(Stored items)
** begin **

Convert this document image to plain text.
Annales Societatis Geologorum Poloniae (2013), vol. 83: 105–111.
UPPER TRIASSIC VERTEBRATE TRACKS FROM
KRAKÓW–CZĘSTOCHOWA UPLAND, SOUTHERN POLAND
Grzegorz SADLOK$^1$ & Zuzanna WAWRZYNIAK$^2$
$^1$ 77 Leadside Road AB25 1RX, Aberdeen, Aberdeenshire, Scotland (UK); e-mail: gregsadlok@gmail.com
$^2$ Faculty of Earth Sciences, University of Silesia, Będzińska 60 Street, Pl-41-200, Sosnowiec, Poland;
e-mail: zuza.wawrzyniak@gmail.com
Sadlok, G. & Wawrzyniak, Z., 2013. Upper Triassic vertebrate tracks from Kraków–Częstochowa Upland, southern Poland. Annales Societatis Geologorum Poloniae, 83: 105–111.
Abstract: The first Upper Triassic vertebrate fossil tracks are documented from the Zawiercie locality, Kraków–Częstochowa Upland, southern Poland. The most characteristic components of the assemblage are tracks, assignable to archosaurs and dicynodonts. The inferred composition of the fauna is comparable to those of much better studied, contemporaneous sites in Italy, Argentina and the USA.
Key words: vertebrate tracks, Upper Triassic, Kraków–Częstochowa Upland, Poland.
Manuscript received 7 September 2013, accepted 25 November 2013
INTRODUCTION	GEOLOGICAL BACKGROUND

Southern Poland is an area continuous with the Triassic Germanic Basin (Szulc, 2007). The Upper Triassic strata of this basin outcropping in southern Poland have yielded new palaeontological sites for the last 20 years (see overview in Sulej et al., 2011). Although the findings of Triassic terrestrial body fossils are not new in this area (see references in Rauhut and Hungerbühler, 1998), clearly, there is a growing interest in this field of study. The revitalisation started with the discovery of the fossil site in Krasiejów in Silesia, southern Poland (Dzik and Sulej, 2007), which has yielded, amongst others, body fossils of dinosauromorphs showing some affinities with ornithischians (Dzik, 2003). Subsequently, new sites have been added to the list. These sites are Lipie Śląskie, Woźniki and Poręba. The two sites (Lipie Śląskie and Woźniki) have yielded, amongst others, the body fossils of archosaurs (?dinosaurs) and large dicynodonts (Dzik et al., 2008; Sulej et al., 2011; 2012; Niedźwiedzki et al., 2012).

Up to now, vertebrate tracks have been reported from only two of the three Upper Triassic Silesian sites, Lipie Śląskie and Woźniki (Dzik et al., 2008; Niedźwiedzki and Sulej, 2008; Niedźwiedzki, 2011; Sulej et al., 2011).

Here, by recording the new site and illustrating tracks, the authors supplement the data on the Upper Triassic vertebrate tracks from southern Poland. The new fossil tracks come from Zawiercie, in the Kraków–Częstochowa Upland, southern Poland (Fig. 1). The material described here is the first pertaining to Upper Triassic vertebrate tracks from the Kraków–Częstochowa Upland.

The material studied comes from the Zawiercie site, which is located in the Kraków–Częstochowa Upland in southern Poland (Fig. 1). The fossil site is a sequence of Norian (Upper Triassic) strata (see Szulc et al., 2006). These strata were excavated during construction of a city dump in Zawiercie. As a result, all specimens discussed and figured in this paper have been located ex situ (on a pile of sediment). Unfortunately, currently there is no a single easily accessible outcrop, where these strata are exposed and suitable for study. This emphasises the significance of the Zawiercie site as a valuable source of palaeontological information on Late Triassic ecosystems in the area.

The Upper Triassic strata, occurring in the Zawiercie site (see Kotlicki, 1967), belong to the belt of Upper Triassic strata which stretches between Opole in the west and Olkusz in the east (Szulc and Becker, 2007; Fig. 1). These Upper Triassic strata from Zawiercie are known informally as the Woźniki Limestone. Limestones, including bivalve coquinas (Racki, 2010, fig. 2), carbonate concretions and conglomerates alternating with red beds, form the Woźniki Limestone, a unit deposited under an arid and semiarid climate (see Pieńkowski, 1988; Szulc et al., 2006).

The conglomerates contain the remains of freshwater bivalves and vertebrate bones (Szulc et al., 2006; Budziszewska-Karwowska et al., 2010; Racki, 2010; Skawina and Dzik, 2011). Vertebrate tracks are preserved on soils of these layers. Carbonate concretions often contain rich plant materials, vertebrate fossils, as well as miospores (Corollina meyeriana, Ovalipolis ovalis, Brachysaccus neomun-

** end **

**Task goal**:
Only the number is wanted: count the lines of the records that hold the word "mail".

**Exercise output**:
2